Aim: Reproduce every line in the listing that contains the word "characters".

── Provided data ──

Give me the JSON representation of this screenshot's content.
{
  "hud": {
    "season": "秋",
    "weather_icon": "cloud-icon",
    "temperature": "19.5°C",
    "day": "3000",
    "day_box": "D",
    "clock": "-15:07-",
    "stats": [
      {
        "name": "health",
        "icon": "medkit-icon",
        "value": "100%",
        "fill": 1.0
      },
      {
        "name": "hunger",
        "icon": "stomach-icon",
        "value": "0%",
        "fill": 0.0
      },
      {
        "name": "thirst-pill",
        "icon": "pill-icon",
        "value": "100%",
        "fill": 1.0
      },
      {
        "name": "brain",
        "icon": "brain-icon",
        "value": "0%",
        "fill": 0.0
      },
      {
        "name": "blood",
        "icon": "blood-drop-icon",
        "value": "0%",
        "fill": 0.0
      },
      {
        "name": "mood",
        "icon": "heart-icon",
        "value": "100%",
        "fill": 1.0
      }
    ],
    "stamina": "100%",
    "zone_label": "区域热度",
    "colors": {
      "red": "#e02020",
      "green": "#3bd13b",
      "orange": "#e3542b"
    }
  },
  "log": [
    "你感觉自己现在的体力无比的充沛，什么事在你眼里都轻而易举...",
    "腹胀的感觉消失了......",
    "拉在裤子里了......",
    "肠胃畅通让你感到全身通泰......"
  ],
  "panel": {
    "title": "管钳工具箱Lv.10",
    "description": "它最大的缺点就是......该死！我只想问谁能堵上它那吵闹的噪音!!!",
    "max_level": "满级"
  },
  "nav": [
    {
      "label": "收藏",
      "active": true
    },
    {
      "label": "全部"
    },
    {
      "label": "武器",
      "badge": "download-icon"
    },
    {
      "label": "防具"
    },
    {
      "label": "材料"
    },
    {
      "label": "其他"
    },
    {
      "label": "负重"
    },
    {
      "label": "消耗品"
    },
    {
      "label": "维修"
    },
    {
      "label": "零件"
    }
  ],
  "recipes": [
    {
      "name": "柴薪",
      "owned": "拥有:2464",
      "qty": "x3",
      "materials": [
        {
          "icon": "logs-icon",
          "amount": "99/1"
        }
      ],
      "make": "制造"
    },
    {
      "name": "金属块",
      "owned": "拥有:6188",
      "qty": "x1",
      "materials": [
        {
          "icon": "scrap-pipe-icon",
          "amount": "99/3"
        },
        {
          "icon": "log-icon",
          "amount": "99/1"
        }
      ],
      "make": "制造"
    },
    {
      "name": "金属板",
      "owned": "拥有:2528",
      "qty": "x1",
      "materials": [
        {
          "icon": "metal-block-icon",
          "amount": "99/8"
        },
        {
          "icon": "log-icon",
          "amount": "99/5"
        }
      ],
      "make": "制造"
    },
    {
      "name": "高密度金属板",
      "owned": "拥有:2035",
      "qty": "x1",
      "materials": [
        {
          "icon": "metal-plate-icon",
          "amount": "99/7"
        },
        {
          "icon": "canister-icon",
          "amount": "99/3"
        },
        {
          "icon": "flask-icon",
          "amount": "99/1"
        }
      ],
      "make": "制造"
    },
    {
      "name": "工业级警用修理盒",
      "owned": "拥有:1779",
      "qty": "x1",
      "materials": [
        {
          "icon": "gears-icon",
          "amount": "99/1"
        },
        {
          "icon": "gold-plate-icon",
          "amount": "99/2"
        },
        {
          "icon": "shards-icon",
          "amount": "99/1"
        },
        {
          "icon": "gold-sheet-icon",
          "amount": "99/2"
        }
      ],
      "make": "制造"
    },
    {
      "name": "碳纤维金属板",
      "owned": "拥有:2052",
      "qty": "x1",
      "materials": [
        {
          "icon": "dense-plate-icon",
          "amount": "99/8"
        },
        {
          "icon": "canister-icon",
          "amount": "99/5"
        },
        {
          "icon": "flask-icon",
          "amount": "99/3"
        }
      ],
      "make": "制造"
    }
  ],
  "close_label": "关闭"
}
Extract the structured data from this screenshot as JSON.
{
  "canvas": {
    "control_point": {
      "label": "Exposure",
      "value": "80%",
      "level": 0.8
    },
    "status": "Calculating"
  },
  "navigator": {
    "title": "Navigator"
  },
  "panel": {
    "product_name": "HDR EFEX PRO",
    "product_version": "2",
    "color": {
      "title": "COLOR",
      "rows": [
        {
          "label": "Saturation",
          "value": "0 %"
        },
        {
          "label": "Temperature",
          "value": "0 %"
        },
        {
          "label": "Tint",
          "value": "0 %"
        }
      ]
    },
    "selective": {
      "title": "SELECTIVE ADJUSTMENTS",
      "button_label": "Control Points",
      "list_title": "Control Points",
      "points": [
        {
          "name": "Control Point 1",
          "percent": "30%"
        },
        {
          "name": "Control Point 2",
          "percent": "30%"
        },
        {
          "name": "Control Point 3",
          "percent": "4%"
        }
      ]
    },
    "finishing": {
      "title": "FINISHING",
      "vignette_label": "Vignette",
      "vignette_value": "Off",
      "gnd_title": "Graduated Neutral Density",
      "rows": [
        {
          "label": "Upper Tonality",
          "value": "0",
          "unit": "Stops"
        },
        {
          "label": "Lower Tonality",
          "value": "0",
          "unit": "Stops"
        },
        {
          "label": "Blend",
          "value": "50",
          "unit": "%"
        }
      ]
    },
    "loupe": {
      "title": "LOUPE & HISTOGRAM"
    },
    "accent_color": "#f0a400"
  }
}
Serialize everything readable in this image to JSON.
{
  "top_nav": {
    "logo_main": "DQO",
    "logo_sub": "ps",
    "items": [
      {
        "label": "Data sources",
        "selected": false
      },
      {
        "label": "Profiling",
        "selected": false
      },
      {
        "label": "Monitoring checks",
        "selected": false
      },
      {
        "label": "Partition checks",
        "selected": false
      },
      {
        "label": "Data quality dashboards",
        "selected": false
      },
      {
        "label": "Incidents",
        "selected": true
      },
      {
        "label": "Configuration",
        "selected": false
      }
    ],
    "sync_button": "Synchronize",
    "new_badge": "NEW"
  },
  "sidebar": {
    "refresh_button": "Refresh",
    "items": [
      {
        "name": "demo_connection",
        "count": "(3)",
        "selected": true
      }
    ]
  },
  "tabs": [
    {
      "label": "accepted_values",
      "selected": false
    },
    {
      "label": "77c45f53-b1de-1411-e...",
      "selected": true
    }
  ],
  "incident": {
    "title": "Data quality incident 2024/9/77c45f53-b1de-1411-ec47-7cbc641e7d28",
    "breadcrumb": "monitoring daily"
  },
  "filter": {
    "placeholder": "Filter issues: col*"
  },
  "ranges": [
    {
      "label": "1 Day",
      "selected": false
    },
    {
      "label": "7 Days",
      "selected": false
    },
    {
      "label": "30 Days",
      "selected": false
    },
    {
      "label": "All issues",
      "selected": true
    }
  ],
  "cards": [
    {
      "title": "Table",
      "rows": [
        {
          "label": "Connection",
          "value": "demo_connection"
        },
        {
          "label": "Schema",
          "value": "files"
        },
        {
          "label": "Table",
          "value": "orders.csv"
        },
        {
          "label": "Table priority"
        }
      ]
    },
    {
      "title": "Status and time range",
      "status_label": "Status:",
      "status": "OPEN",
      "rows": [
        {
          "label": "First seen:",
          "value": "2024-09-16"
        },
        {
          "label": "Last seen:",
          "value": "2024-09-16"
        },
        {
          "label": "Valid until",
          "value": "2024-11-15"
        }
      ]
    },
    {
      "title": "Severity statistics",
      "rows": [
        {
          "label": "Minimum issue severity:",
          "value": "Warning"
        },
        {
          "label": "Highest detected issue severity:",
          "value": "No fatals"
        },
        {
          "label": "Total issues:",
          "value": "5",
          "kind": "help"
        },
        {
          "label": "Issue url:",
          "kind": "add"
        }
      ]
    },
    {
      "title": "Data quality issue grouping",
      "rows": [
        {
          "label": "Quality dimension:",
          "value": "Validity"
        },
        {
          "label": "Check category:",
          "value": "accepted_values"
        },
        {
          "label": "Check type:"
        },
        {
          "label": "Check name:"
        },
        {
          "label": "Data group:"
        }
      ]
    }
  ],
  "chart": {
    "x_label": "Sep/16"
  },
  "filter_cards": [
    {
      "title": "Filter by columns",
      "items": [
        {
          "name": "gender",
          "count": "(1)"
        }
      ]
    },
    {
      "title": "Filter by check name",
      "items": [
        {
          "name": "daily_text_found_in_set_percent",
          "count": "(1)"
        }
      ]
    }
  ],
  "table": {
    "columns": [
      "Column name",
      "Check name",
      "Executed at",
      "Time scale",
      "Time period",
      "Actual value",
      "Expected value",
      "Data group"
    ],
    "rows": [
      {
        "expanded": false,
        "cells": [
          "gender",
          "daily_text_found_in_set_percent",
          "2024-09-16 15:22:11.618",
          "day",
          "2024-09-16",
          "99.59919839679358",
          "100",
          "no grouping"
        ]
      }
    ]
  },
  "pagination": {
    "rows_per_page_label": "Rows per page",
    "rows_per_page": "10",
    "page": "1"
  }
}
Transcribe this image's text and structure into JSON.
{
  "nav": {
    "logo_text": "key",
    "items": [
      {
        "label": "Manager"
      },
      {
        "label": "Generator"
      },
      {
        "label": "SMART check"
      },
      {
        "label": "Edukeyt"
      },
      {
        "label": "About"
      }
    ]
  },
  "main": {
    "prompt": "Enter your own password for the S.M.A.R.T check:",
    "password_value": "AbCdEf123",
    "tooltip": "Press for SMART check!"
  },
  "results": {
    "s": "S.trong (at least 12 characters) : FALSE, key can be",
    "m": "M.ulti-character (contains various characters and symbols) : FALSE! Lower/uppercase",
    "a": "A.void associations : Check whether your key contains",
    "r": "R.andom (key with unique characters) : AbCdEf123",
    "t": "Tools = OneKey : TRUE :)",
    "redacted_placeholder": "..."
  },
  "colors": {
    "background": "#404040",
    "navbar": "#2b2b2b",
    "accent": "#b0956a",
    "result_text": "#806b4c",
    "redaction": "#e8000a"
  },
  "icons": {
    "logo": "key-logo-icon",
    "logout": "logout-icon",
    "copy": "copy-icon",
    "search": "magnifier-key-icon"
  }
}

───

Written solution:
    "s": "S.trong (at least 12 characters) : FALSE, key can be",
    "m": "M.ulti-character (contains various characters and symbols) : FALSE! Lower/uppercase",
    "r": "R.andom (key with unique characters) : AbCdEf123",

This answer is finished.